To be done >> List all lines of the data containing the word "JSON".

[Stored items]
□ □ □ □

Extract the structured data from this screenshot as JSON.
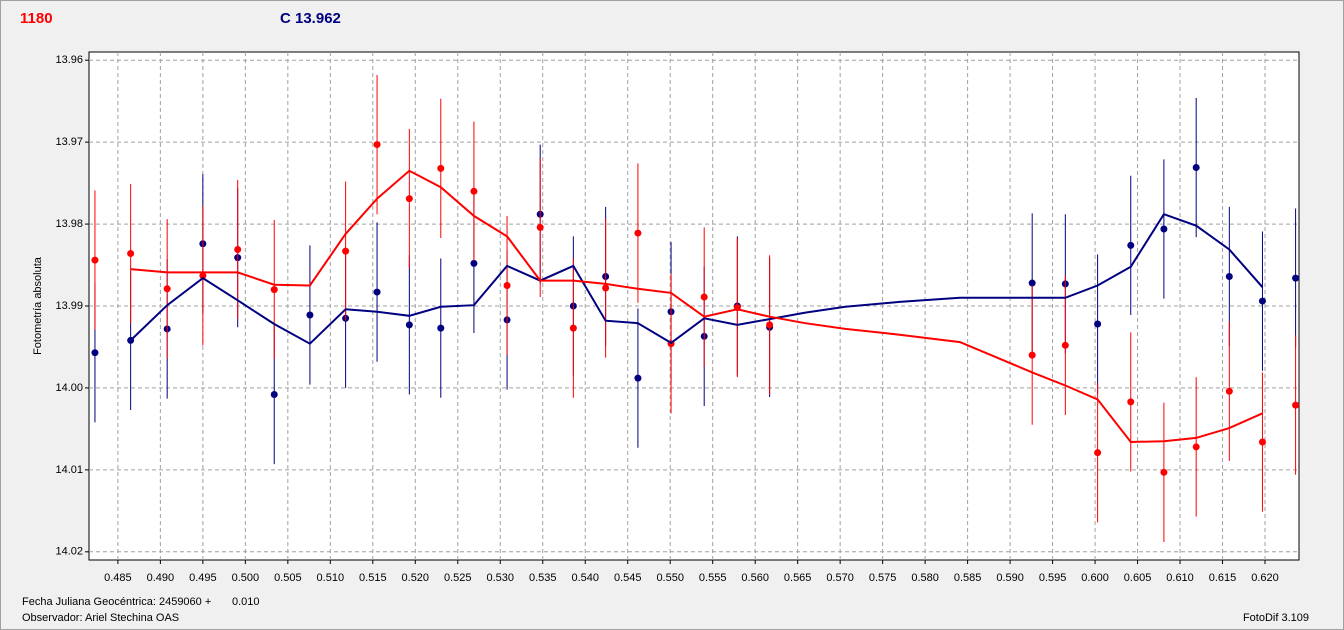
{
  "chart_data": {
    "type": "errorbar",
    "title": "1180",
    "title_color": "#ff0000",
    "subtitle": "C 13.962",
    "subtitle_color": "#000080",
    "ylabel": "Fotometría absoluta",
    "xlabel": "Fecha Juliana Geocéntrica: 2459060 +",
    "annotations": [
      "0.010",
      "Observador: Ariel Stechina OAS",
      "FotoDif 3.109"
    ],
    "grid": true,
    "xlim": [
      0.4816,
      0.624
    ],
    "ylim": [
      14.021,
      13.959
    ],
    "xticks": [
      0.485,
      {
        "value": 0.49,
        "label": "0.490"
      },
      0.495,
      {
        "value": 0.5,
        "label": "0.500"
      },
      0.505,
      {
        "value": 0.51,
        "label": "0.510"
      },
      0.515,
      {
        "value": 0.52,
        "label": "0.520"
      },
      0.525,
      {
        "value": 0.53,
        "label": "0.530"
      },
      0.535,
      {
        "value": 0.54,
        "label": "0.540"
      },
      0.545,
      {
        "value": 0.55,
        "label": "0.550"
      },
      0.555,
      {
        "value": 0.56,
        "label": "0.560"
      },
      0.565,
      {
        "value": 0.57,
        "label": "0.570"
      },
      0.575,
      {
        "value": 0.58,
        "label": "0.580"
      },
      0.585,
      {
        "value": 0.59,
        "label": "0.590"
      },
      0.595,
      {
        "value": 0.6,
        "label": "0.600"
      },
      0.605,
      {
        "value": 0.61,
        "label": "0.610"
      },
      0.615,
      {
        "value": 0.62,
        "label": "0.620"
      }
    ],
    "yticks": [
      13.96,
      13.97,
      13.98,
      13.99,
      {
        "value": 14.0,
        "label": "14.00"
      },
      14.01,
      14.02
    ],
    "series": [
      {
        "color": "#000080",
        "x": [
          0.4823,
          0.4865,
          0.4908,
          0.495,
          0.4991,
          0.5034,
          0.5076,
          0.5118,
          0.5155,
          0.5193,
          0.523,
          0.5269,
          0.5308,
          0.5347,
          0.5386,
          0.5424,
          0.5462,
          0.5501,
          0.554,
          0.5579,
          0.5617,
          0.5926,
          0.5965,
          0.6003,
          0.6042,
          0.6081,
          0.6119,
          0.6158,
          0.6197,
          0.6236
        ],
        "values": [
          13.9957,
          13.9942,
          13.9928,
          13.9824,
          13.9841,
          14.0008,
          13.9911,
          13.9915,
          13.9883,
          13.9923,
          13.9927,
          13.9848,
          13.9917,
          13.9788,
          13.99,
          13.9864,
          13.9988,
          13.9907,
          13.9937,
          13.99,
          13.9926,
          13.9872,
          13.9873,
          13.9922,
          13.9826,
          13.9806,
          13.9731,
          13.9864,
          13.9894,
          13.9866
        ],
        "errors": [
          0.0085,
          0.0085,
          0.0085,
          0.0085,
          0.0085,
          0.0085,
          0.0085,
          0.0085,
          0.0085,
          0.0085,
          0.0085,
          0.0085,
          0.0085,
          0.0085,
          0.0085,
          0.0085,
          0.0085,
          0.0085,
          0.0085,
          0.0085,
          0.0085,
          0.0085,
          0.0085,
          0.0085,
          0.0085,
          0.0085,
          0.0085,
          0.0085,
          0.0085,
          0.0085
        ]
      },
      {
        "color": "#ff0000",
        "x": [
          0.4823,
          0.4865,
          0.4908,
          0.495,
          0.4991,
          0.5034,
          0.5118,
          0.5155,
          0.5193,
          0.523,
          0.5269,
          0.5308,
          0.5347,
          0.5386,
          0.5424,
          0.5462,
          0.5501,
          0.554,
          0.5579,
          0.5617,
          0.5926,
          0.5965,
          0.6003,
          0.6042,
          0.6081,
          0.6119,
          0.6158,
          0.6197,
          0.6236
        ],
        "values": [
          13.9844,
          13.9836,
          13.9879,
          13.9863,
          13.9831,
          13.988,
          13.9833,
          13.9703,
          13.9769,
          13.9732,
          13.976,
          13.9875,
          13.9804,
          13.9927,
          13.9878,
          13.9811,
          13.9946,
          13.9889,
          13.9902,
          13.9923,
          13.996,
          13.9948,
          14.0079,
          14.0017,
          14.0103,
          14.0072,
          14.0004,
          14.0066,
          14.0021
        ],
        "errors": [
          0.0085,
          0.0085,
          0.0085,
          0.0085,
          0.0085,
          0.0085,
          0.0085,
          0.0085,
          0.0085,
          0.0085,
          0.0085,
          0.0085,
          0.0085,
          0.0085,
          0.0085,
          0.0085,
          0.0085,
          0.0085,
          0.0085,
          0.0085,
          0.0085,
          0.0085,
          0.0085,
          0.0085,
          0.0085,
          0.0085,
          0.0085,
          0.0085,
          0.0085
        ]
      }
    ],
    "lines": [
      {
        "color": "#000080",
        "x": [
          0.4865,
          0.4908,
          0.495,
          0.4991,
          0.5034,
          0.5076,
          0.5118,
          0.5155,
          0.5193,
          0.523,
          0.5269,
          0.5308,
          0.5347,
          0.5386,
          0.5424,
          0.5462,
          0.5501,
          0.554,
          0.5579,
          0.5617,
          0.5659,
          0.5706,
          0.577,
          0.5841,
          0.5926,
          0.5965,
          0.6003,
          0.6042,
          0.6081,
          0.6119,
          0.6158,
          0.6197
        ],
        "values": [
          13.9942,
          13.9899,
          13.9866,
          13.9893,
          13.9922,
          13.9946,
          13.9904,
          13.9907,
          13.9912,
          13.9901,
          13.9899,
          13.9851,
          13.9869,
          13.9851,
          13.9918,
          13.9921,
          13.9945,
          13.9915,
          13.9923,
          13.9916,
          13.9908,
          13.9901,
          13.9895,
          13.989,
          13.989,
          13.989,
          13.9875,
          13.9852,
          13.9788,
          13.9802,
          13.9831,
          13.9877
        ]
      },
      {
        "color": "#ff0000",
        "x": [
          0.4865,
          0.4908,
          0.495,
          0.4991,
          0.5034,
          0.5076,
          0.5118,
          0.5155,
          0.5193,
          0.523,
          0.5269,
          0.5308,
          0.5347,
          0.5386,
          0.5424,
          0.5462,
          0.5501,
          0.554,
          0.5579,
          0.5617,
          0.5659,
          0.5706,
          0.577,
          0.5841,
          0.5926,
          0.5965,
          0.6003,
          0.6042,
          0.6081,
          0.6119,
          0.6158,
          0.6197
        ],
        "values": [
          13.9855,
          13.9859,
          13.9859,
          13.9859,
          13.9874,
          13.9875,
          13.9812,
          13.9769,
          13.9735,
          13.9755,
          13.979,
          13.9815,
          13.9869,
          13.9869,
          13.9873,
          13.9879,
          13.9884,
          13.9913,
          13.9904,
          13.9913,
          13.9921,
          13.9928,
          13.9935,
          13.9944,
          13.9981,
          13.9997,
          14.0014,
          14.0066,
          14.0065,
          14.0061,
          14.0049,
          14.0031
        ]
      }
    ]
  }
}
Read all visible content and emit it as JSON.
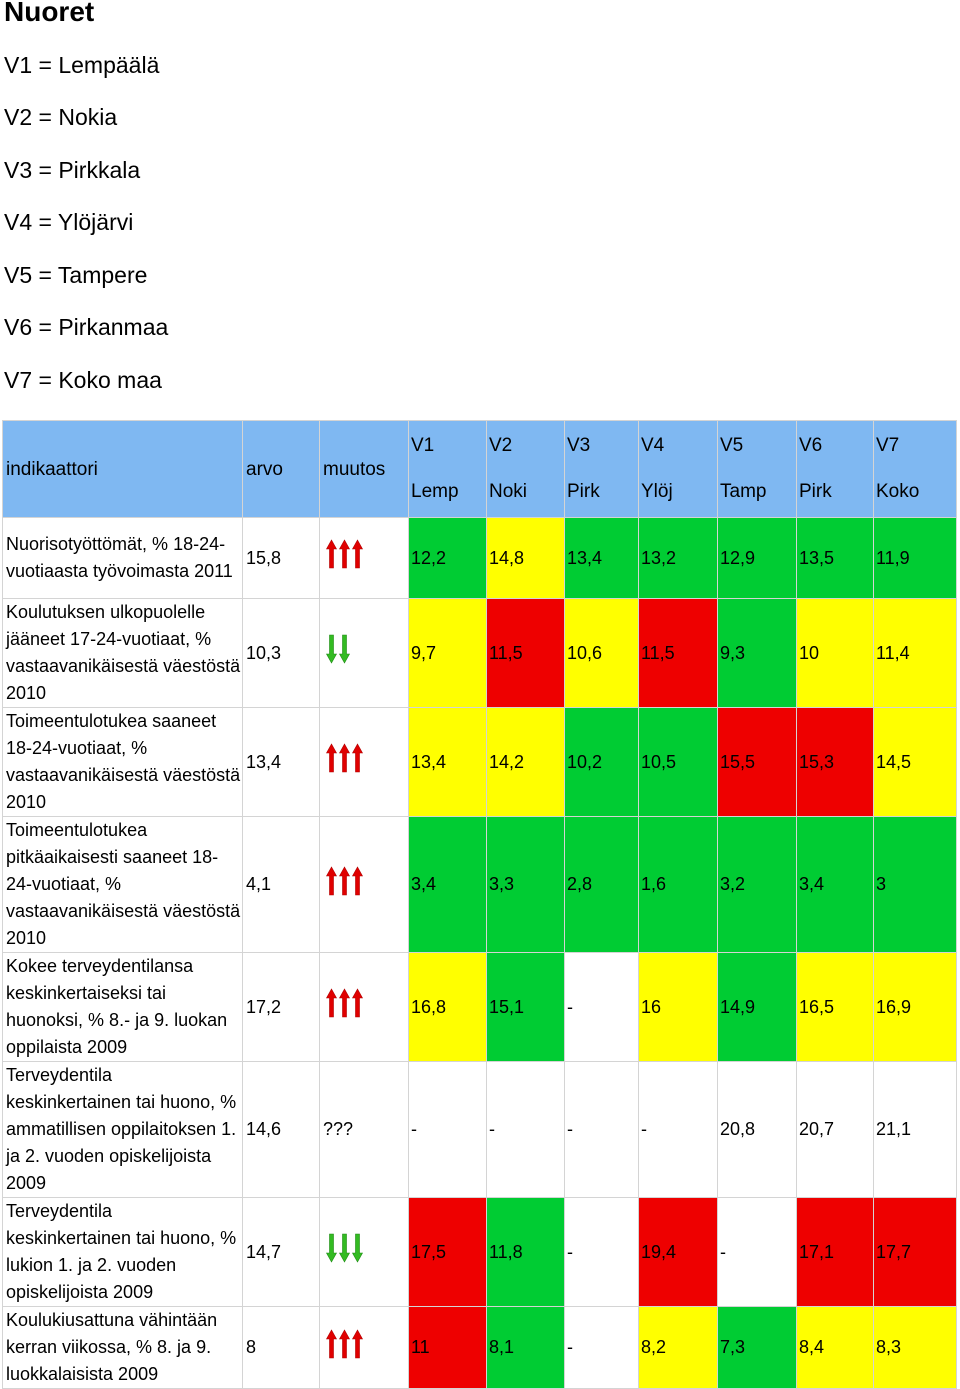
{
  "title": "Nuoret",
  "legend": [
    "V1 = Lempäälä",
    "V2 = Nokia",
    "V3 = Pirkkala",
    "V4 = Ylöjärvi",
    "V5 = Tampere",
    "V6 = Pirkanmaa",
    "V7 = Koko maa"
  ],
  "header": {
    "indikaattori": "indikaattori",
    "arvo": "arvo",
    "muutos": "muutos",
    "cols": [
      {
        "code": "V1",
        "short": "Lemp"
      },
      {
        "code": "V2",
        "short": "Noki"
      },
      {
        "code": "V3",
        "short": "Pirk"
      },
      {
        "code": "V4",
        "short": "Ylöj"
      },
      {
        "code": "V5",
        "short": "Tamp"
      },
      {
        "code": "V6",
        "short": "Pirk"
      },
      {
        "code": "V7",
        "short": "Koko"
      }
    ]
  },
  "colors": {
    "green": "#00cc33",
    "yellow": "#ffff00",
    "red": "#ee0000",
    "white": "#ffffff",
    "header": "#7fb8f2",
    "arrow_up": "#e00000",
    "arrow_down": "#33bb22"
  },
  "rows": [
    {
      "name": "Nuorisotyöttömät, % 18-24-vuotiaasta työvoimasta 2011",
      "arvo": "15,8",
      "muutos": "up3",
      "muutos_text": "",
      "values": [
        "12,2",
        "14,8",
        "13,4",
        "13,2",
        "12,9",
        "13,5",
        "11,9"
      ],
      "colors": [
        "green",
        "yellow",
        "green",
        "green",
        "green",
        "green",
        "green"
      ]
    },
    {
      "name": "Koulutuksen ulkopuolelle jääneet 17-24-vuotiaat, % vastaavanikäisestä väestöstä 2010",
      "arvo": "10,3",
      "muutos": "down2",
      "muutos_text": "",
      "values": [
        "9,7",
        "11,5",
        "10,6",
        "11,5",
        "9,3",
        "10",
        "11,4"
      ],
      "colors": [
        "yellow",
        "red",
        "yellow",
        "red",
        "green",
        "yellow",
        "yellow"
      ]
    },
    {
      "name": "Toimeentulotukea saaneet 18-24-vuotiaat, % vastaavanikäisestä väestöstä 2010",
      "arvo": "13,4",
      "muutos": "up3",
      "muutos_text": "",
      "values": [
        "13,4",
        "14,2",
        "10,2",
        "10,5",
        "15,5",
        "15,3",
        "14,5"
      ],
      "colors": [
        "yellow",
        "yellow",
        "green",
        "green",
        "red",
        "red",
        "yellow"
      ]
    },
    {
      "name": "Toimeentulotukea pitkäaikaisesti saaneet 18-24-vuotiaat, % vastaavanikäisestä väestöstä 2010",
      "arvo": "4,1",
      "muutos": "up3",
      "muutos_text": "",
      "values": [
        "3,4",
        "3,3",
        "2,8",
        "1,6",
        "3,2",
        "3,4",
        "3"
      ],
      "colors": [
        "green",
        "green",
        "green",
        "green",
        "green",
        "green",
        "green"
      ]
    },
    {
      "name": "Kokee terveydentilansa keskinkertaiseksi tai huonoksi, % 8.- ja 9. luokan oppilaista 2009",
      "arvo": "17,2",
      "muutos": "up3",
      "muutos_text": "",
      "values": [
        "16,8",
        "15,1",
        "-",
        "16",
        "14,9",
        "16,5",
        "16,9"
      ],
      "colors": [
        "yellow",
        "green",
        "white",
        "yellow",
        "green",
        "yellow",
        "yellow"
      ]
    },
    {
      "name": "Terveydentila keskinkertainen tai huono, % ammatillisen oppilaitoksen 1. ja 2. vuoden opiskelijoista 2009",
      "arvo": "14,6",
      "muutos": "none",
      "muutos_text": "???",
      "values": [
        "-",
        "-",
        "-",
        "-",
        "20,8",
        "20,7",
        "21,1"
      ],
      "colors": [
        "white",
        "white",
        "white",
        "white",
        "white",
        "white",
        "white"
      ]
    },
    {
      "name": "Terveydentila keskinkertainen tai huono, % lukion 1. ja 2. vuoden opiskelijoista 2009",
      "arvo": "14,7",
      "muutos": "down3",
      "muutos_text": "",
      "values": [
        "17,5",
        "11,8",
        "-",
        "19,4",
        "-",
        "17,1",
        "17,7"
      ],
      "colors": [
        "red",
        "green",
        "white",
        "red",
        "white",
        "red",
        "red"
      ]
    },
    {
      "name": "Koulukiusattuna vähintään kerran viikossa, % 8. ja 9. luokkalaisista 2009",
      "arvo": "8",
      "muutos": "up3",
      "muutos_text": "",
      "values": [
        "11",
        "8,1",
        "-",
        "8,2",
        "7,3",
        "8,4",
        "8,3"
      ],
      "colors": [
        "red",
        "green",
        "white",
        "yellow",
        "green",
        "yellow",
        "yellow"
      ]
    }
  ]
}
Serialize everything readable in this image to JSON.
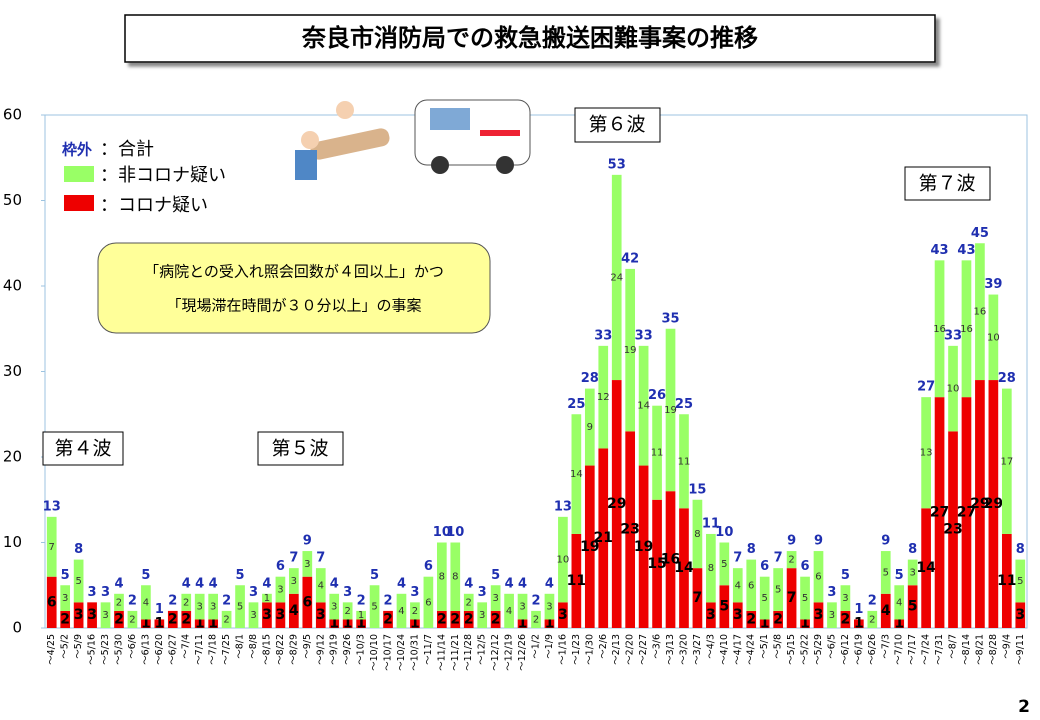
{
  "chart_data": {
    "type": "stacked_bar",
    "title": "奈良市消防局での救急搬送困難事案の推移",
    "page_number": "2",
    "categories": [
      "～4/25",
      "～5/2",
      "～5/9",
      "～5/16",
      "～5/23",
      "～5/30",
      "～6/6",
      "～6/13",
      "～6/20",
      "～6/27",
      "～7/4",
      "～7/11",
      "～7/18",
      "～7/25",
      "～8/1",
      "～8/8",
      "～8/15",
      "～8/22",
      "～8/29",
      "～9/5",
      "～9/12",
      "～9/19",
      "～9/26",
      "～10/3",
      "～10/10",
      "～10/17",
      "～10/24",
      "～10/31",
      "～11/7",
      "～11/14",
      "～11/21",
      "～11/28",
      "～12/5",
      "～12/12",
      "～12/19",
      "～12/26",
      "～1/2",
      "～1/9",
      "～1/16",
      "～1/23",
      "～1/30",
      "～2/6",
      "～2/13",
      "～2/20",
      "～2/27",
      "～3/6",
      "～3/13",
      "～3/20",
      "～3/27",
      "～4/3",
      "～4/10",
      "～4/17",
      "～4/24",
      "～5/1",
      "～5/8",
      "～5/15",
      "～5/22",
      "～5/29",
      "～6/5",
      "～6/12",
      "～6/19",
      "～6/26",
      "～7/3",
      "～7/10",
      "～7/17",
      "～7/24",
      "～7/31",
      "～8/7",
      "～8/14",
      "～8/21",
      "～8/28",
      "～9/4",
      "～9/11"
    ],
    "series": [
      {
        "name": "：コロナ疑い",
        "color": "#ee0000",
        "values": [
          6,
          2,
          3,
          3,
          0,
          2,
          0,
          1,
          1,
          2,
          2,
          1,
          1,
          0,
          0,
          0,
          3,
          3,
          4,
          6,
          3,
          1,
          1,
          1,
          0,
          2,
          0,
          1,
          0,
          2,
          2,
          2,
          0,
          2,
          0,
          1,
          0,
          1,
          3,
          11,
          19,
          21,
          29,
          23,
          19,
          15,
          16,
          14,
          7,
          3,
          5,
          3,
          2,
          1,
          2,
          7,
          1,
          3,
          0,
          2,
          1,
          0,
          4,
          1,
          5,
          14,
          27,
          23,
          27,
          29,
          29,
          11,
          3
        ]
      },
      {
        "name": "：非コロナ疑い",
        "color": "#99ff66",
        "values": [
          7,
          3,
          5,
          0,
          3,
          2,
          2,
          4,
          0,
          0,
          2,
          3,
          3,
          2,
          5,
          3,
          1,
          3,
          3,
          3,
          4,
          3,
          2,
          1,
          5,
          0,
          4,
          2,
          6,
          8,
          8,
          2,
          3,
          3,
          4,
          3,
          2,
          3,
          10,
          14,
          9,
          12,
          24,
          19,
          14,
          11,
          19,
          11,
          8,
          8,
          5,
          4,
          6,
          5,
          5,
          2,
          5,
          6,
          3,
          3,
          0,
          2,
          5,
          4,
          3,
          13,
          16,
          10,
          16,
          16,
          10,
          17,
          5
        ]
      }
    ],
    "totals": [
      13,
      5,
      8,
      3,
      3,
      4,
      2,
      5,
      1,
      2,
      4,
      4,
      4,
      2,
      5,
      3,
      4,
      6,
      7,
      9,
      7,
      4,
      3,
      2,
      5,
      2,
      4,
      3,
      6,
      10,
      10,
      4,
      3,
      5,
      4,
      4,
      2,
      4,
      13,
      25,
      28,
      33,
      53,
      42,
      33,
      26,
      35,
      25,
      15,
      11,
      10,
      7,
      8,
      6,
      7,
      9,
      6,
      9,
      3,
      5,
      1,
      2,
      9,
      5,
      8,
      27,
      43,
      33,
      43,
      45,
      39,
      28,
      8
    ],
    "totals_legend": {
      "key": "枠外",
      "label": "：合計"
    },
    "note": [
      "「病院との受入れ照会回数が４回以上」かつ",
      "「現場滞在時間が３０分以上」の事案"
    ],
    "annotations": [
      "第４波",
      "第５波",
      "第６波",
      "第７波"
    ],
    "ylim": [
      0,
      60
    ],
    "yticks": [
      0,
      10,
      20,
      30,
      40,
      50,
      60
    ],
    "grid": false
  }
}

□ □ □ □

Solution >>
Extract the structured data from this screenshot as JSON.
Read all visible content and emit it as JSON.
Serialize everything readable in this image to JSON.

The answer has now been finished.